### [Exercise aim]
Wherever a line holds the word "патриотическое", copy that line out.

### [Records for the exercise]
--- begin ---

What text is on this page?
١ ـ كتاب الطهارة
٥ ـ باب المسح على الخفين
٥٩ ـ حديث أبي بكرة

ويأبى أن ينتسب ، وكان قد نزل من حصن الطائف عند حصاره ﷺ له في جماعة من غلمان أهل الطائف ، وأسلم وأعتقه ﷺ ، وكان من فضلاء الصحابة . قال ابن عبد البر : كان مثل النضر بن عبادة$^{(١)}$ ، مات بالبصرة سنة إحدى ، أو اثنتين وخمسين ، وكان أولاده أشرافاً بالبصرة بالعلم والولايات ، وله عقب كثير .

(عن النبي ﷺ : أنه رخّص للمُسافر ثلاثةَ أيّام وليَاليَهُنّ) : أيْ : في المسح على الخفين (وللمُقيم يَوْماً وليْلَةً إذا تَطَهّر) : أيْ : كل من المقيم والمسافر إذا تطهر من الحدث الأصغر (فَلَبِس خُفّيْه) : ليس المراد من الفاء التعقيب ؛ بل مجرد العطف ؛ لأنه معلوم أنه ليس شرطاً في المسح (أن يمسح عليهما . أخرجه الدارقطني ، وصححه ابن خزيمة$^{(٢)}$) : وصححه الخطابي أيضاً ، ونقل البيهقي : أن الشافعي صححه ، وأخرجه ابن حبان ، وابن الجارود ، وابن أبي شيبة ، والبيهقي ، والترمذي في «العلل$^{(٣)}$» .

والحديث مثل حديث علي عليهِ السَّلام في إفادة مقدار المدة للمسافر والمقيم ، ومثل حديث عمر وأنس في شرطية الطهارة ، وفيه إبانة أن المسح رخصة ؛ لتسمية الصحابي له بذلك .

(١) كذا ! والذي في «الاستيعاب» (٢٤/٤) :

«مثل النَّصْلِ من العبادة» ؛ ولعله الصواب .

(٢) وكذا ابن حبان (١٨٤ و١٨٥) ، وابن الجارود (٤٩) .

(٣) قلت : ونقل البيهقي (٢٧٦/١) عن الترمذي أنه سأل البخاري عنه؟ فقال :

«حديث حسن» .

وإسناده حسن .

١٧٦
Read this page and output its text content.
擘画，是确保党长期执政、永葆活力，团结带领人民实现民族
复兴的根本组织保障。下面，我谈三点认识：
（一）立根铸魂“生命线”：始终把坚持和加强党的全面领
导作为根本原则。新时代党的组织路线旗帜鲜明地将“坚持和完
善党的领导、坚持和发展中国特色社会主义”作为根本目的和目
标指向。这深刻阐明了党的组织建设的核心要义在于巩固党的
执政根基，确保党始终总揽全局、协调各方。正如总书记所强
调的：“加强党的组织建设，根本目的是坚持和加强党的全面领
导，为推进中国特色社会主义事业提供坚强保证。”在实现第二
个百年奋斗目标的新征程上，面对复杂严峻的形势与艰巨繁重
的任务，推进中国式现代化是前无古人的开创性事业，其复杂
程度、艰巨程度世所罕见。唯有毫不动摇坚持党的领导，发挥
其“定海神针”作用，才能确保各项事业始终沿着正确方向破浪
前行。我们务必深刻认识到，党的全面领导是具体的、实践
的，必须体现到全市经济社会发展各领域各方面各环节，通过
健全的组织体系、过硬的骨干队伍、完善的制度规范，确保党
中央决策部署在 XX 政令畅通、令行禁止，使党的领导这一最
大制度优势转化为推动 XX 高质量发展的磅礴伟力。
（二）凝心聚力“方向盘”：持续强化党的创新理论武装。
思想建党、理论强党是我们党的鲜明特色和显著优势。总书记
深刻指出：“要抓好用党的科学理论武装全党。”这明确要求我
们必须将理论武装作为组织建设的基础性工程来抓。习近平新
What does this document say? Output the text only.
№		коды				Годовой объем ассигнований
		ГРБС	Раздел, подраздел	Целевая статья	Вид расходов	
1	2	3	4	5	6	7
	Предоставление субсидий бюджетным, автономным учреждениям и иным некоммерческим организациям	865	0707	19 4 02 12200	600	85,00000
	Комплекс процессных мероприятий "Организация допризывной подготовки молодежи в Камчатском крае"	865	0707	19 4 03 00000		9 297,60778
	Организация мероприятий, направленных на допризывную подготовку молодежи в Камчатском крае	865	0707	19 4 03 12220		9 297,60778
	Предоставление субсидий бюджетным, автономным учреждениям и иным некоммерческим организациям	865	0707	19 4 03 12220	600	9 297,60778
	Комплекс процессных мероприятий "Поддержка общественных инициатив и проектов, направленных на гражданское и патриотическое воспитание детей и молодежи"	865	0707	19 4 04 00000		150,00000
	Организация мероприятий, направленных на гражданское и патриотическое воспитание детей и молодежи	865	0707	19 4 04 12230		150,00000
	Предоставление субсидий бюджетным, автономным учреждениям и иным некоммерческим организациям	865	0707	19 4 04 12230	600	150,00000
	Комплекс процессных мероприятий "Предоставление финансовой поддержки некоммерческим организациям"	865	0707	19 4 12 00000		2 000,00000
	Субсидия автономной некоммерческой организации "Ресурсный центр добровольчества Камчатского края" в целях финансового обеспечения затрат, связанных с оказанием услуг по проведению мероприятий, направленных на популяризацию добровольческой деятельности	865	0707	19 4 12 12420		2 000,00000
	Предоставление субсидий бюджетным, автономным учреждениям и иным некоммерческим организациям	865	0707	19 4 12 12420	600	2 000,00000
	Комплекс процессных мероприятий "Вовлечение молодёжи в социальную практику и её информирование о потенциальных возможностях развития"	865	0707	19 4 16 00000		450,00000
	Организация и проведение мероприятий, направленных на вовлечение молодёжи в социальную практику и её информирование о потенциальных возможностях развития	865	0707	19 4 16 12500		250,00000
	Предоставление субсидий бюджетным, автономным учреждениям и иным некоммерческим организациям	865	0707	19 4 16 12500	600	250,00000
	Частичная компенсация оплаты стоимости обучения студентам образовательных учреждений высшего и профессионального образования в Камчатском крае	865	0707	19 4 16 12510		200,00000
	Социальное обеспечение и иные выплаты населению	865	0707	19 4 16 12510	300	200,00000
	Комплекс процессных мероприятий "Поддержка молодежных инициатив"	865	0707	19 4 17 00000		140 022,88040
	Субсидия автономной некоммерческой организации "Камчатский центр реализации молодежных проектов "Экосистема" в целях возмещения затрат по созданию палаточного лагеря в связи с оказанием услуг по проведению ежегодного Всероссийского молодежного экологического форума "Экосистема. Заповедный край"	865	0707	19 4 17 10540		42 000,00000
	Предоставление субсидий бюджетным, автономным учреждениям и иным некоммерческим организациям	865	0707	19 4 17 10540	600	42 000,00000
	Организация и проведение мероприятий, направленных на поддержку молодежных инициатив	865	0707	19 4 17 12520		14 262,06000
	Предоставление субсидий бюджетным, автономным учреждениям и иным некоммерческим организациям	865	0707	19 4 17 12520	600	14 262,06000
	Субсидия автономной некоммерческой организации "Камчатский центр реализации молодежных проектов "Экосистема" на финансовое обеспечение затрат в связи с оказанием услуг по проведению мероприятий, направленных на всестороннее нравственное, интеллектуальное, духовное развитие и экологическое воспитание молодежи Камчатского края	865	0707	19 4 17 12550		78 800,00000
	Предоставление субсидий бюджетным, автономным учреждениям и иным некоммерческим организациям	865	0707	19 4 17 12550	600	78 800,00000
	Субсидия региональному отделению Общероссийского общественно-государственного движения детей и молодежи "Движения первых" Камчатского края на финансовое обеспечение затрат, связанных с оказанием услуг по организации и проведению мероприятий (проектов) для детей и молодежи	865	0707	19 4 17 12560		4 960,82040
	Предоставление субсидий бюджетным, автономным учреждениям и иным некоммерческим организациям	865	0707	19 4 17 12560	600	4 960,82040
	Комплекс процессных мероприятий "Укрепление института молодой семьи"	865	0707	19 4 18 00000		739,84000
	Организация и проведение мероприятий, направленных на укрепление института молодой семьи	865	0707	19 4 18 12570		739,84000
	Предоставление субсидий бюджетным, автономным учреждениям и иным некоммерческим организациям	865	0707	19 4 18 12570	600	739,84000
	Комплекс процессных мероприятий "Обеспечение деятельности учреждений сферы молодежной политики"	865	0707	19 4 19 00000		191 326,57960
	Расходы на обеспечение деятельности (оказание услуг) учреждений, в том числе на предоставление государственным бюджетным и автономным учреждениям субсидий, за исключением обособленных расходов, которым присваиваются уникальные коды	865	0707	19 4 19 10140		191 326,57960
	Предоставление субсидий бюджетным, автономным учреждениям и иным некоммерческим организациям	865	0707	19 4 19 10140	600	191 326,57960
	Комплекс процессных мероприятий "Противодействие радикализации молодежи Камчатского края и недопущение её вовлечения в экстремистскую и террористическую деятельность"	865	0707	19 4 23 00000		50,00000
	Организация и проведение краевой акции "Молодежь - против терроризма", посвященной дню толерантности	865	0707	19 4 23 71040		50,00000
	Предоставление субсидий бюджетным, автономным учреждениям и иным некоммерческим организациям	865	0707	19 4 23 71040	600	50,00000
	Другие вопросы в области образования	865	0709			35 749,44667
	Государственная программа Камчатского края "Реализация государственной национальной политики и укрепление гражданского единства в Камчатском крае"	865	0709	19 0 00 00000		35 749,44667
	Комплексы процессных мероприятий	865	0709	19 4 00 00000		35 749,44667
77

--- end ---

### [Complete output]
	Комплекс процессных мероприятий "Поддержка общественных инициатив и проектов, направленных на гражданское и патриотическое воспитание детей и молодежи"	865	0707	19 4 04 00000		150,00000
	Организация мероприятий, направленных на гражданское и патриотическое воспитание детей и молодежи	865	0707	19 4 04 12230		150,00000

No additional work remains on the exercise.